## Start Data supplied

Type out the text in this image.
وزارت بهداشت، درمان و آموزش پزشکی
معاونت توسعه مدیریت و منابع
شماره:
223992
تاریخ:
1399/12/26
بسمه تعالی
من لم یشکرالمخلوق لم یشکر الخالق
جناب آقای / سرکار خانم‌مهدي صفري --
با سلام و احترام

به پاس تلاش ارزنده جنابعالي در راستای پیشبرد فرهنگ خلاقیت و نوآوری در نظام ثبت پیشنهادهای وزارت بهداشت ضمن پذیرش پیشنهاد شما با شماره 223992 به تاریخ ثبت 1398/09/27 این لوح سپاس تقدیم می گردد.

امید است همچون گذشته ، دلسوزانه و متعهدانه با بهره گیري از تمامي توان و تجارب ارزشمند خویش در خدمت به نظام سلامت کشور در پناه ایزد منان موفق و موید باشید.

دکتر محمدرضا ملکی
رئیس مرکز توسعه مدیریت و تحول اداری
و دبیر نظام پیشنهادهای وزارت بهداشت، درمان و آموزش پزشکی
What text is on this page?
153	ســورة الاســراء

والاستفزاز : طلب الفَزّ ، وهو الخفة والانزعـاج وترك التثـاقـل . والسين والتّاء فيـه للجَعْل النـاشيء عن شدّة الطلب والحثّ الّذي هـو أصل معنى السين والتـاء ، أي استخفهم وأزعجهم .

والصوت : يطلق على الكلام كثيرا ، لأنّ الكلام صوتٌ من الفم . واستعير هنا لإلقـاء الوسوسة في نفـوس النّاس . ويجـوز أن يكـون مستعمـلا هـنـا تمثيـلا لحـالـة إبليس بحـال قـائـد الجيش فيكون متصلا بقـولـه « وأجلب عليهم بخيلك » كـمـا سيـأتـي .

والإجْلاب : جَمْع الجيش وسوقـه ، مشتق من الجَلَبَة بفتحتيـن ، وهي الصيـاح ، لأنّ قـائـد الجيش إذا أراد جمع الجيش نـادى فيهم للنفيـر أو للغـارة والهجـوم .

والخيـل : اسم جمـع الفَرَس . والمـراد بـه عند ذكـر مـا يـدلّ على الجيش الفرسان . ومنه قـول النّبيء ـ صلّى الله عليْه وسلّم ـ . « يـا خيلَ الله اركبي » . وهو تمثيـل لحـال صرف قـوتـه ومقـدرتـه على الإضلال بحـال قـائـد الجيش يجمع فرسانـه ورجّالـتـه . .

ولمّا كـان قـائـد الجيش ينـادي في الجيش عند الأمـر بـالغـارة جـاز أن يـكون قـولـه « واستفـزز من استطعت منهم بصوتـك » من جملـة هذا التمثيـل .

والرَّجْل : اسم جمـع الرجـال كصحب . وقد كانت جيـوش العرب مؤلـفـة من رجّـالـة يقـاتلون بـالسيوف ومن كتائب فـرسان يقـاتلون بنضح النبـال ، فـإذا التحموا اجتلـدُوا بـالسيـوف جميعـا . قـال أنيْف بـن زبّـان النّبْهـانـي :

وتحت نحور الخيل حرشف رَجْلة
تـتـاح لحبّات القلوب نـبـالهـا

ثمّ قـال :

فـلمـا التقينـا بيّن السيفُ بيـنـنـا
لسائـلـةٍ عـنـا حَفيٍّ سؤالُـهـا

## End Data supplied

Gather each line from the listing above that holds "بحـال".

**Task response:**
والصوت : يطلق على الكلام كثيرا ، لأنّ الكلام صوتٌ من الفم . واستعير هنا لإلقـاء الوسوسة في نفـوس النّاس . ويجـوز أن يكـون مستعمـلا هـنـا تمثيـلا لحـالـة إبليس بحـال قـائـد الجيش فيكون متصلا بقـولـه « وأجلب عليهم بخيلك » كـمـا سيـأتـي .
والخيـل : اسم جمـع الفَرَس . والمـراد بـه عند ذكـر مـا يـدلّ على الجيش الفرسان . ومنه قـول النّبيء ـ صلّى الله عليْه وسلّم ـ . « يـا خيلَ الله اركبي » . وهو تمثيـل لحـال صرف قـوتـه ومقـدرتـه على الإضلال بحـال قـائـد الجيش يجمع فرسانـه ورجّالـتـه . .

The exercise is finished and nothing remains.